_Tasks and exercises_
A - In two sentences, summarize the mailing list reply about slow SQLite indexing.
B - According to the mailing list reply about slow SQLite indexing, how long does indexing take per table for the poster?
======== Excerpt provided ========
Re: [sqlite] Prohibitive indexing time with large tables

2010-02-15 Thread Jérôme Magnin
Sorry folks, it took me time (and a brand new brain) to figure out how I 
could post a reply that would appear on the mailing list (I'm new to 
that kind of sport).

To Roger Binns:

> As another data point, my data set is 10M records and the 6 indices I 
> need
> are created in under two minutes.  (I also analyze.)
Wow, impressive ! On my side, I am talking about 2-3 hours per table 
(and I need several of them).

> The database is 2GB
> but the least amount of memory I have is 4GB.  I also use a 32kb page 
> size,
> larger cache etc.
I have of course tried to increase cache size and database page size (up 
to 32K) but the effect was
not really measurable. I therefore (maybe too quickly) have classified 
such parameters as weak-working
ones for my particular problem, although I admit I also had great hopes 
about how they would impact the indexing
performance. This lack of observable effect remains a mystery to me. The 
only clue could be that the Python SQLite wrapper (my package is 
Python-based) does actually not correctly forward the "PRAGMA xxx"
======== Data listing ========
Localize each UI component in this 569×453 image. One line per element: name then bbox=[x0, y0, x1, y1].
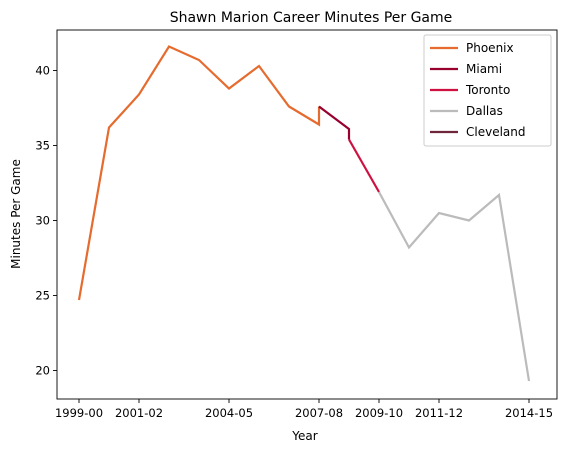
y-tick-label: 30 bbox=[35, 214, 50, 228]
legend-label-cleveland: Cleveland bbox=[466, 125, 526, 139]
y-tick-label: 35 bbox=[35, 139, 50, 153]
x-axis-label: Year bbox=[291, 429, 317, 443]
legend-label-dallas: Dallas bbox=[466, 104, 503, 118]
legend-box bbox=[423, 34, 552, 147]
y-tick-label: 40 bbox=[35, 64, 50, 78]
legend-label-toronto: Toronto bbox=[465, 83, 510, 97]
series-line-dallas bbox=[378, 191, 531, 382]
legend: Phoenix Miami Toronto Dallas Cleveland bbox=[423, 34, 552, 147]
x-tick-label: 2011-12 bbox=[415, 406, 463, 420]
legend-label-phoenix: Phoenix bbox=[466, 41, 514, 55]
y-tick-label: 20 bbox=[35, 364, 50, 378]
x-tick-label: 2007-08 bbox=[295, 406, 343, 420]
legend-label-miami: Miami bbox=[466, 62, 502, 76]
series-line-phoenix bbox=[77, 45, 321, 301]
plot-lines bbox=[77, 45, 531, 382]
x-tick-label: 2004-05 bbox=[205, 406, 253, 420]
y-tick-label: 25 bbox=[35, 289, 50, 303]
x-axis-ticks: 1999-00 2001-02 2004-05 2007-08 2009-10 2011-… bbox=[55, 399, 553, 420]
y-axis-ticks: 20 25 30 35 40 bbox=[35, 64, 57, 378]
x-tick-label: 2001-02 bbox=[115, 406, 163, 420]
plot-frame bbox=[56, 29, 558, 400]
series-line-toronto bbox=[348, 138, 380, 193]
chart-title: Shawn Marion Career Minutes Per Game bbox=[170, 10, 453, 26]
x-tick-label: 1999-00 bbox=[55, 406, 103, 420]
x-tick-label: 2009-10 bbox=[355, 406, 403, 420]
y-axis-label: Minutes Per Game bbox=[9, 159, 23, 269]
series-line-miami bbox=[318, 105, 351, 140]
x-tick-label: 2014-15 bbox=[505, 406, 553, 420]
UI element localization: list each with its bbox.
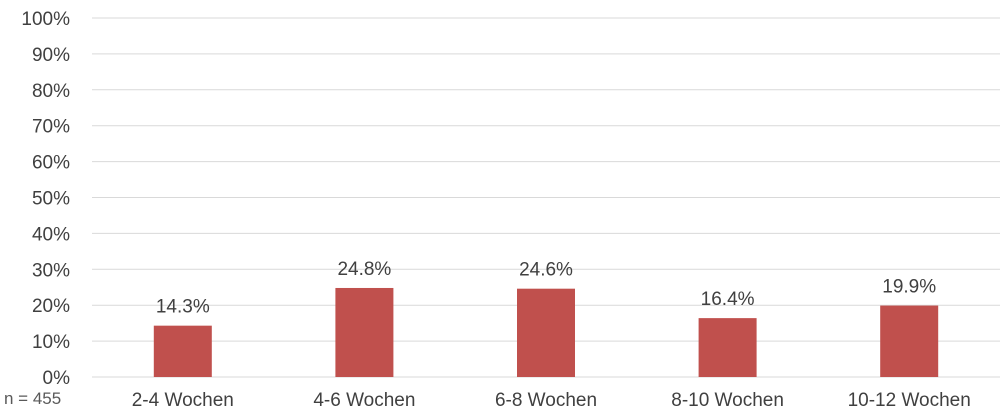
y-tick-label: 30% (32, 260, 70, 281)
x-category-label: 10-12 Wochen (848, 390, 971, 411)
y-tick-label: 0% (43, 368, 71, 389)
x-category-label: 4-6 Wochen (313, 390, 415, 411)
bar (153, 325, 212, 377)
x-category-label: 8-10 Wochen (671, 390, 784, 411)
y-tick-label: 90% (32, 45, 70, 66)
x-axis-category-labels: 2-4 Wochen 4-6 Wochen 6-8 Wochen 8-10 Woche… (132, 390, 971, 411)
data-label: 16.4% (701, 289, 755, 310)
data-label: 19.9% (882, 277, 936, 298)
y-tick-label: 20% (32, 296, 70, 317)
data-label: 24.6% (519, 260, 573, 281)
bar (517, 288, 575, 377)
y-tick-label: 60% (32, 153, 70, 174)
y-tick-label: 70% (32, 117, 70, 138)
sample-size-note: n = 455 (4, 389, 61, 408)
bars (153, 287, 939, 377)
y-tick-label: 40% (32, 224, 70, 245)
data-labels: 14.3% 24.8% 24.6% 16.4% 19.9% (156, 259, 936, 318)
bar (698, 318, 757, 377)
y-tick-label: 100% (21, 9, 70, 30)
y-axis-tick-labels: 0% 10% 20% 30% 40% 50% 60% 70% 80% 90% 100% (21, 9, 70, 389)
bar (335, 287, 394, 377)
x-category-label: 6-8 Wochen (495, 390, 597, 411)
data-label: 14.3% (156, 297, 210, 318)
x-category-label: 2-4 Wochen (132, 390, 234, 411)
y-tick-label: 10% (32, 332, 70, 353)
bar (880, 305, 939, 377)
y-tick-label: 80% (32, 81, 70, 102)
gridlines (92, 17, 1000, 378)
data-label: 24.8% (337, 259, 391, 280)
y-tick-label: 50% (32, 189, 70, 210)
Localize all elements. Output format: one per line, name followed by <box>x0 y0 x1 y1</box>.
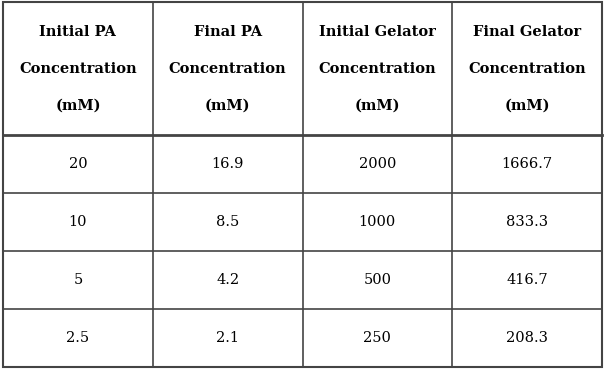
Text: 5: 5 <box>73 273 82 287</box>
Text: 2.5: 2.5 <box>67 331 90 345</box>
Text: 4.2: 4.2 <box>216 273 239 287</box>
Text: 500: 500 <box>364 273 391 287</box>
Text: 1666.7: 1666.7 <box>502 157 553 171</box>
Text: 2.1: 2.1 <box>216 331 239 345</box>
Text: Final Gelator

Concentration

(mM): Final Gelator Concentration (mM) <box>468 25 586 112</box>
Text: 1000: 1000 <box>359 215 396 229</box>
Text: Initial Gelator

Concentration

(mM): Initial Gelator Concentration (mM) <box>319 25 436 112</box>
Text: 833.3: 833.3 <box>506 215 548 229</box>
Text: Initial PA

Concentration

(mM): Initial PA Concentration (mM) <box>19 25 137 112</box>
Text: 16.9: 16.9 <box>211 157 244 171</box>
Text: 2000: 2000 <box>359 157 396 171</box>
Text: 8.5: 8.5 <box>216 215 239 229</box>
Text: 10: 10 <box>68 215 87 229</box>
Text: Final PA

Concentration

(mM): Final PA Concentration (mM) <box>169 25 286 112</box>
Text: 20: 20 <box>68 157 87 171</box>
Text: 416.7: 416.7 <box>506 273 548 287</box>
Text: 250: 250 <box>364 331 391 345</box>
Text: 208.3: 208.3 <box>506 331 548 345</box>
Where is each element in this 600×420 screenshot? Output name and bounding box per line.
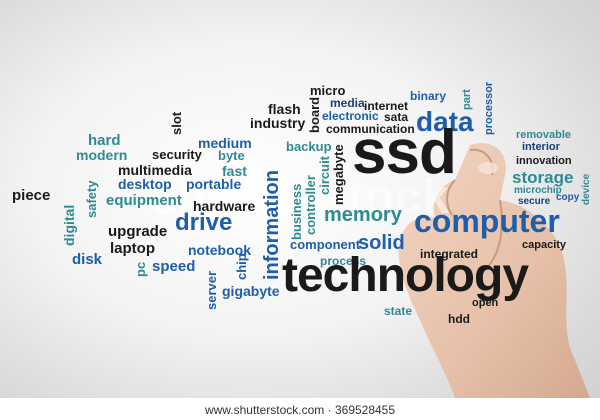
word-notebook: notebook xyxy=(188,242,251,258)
========
_Worked solutions_
A - Replying to Roger Binns, who creates six indices on a 10M-record data set in under two minutes, the poster reports 2-3 hours per table and needs several tables. The poster tried increasing cache size and database page size up to 32K but saw no measurable effect, which remains a mystery to them.

B - 2-3 hours per table.